* SUPPLIED RECORDS
++++++++++
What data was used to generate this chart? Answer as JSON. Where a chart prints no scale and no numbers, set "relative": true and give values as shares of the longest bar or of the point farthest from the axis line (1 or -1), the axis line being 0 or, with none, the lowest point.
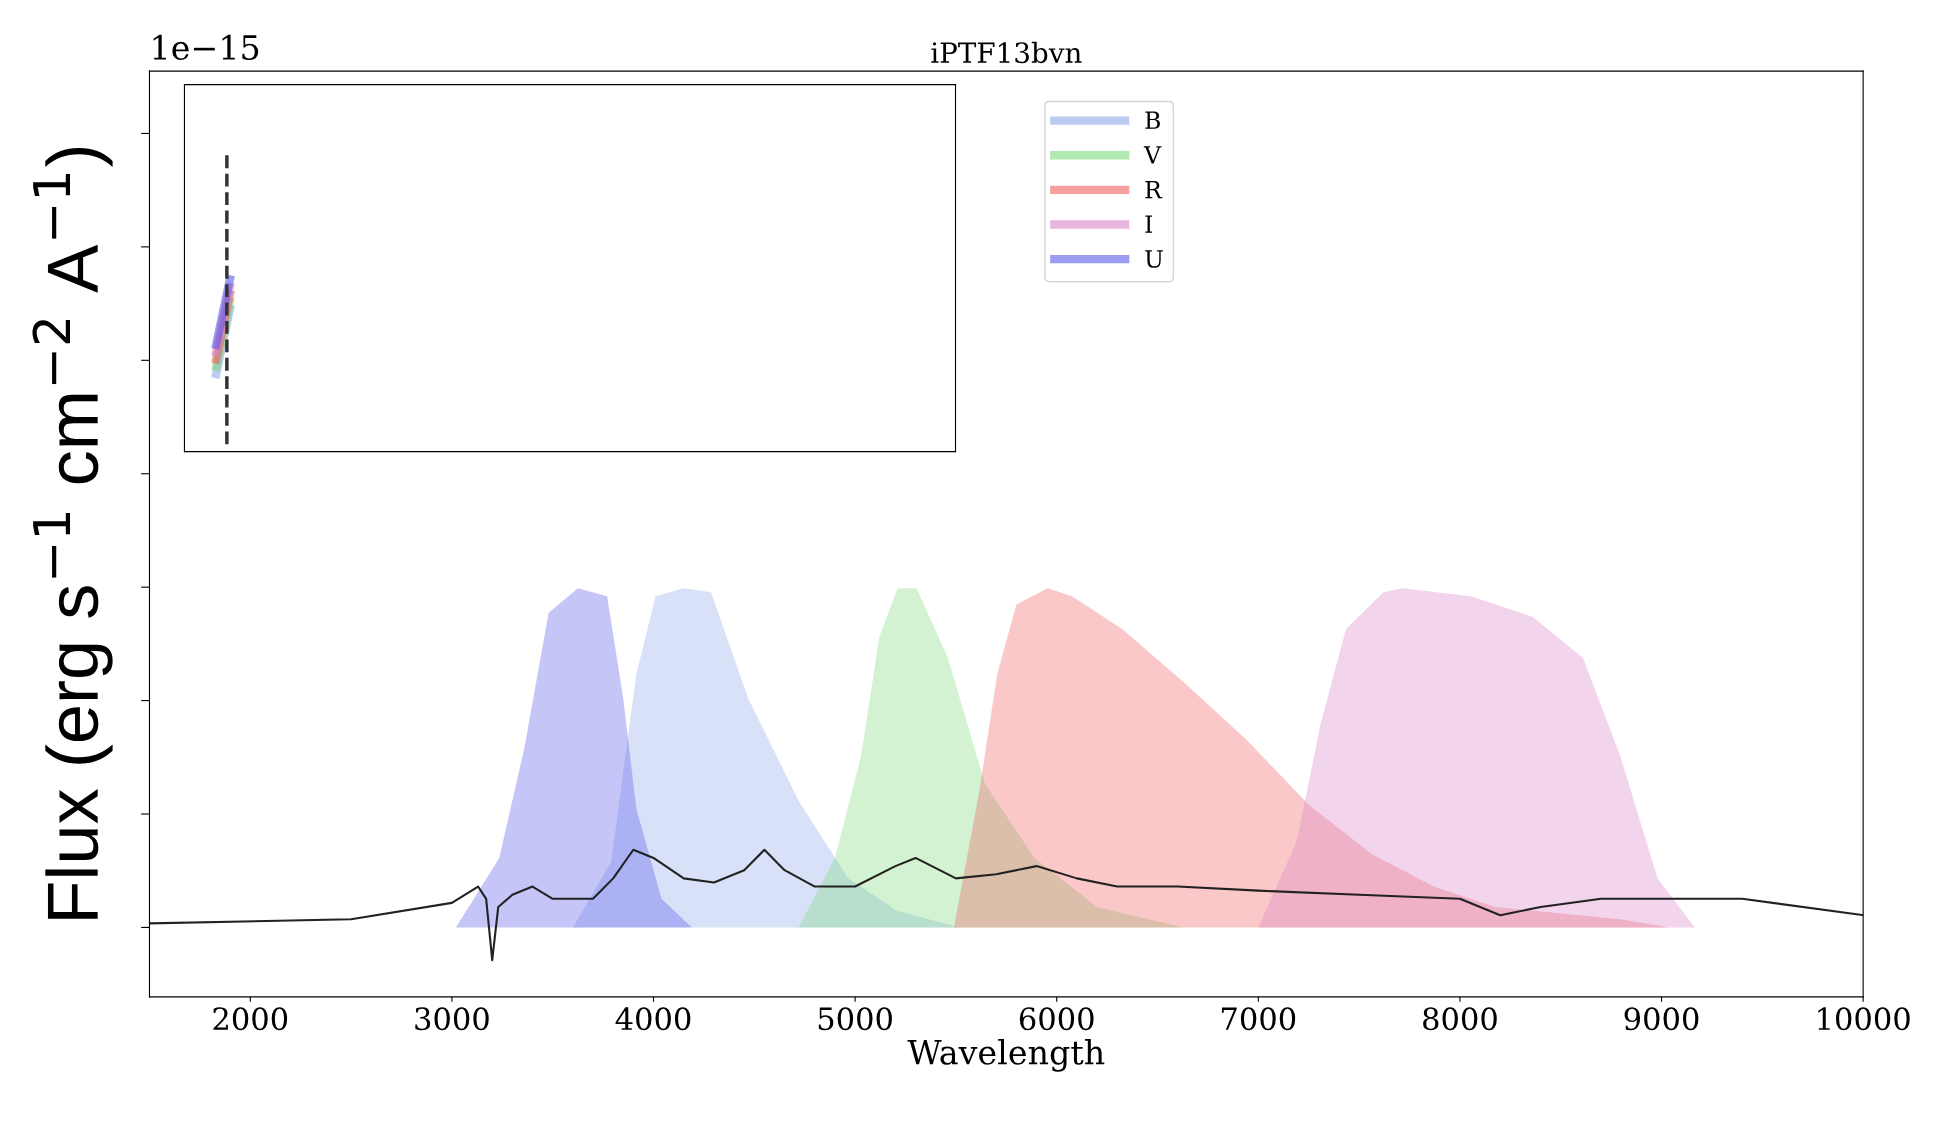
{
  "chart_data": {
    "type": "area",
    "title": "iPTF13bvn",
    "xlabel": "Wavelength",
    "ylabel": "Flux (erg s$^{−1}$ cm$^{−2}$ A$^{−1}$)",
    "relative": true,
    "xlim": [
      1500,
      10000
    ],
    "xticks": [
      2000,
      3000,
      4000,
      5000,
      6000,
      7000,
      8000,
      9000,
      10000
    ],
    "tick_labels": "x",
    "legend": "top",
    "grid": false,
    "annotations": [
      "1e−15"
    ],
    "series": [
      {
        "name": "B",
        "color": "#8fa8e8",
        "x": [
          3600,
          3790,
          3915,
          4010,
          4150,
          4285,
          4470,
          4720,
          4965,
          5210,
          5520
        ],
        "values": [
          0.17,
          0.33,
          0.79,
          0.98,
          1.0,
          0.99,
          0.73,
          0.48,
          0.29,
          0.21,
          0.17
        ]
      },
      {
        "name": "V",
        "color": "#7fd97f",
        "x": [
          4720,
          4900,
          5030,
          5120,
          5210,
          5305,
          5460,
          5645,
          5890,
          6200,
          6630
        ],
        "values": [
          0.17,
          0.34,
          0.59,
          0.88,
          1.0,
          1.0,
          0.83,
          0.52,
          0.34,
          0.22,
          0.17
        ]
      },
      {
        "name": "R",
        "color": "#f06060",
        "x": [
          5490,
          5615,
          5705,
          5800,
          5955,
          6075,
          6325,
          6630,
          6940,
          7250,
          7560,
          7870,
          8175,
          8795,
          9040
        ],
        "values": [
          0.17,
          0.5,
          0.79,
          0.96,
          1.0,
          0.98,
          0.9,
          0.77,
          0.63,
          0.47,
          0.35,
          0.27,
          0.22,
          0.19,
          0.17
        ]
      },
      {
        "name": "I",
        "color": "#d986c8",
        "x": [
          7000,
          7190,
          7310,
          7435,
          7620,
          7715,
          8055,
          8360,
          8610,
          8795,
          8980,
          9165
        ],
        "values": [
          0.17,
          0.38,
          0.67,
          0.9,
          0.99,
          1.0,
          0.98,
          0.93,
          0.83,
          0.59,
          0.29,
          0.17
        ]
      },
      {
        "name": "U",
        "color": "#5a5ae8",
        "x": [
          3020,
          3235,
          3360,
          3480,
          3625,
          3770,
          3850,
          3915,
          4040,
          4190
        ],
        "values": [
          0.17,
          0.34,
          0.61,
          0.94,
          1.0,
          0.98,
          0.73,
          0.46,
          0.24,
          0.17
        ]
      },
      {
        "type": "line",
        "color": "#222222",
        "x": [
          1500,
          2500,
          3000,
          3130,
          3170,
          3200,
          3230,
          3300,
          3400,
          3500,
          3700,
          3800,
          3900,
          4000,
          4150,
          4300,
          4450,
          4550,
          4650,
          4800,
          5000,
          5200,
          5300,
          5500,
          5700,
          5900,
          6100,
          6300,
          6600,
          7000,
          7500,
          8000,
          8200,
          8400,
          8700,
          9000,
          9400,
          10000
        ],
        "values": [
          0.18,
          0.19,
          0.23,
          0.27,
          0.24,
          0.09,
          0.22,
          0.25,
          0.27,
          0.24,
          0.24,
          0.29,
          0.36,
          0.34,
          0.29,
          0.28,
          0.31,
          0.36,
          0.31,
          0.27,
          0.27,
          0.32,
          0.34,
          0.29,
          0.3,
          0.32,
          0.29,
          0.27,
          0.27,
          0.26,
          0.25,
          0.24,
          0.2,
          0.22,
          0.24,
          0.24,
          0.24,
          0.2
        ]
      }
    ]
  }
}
++++++++++
* SET PROBLEM
Only the number is wanted: how many lines in the entries above contain the word "true"?

* EXERCISE RESPONSE
2